Supplied text>
┌────────
On Mon, Sep 22, 2014 at 2:36 PM, Benjamin Hindman <b...@eecs.berkeley.edu>
wrote:

> Jumping on a tcon/hangout sounds healthy, but given I'm traveling right now
> in Europe and timing is difficult I'm going to comment inline here.
>
>
> - callsites need to be modules aware to use the right factory method to
> > instantiate the modular object
> >
>
> I don't know how else you'd accomplish making certain components of the
> system *modular* unless we changed the way we instantiated the components.
> This one seems fairly self-evident to me, but perhaps there's a trick we
> could play instead? Are you thinking something LD_PRELOAD-esque here? But
> works well with C++?
>

​I'm thinking that you'd instantiate a module using the same class name but
the link step would take care of making sure the modular implementation is
available.​



>
>
> > - mesos-core owners need to be aware of modules and versioning when they
> > change the abstract API
> >
>
> Yes, definitely, anyone hacking in Mesos should be aware that changing the
> API of something like the Allocator might break all Allocator
> implementations that exist out there. This is pretty fundamental to module
> systems and one of the reasons why the design has a flexible, albeit more
> complicated, verification/versioning component.
>
>
> > - module owners need to be aware of the modules API and versioning
> >
>
> As they should as well, since it would be nice to give us some flexibility
> in the future to deal with the mistakes we're bound to make.
└────────
Request 1> Reproduce word for word the part of the email on Mesos modules that opens with the words containing "On Mon, Sep" and closes with "instantiated the components.".
Request 2> Mark each statement about the email on Mesos modules yes or no, citing the exact words that settle it: (a) the reply proposes that the link step ensure the modular implementation is available; (b) changing the Allocator API is presented as harmless to existing Allocator implementations; (c) module owners are expected to know the modules API and versioning.
Answer using only the email on Mesos modules.

Supplied material>
┌────────
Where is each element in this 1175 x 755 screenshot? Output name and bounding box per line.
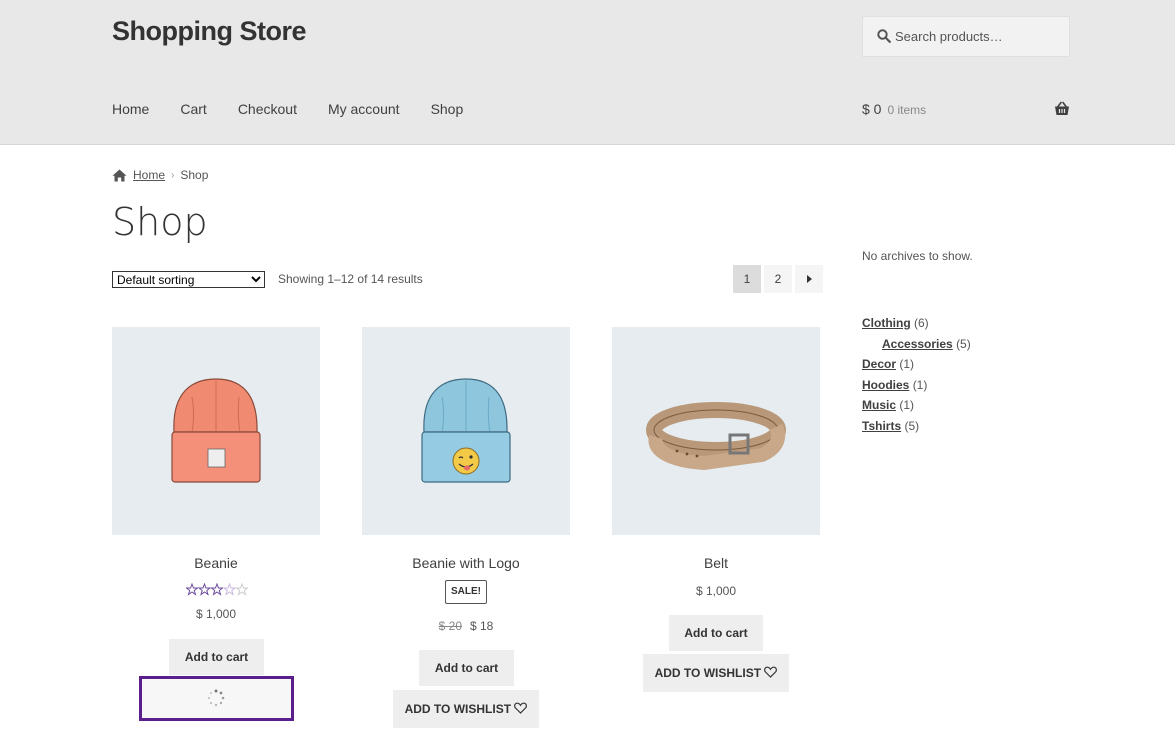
└────────
Complete output 1>
On Mon, Sep 22, 2014 at 2:36 PM, Benjamin Hindman <b...@eecs.berkeley.edu>
wrote:

> Jumping on a tcon/hangout sounds healthy, but given I'm traveling right now
> in Europe and timing is difficult I'm going to comment inline here.
>
>
> - callsites need to be modules aware to use the right factory method to
> > instantiate the modular object
> >
>
> I don't know how else you'd accomplish making certain components of the
> system *modular* unless we changed the way we instantiated the components.

Complete output 2>
(a) Yes: "the link step would take care of making sure the modular implementation is"
(b) No: "might break all Allocator"
(c) Yes: "module owners need to be aware of the modules API and versioning"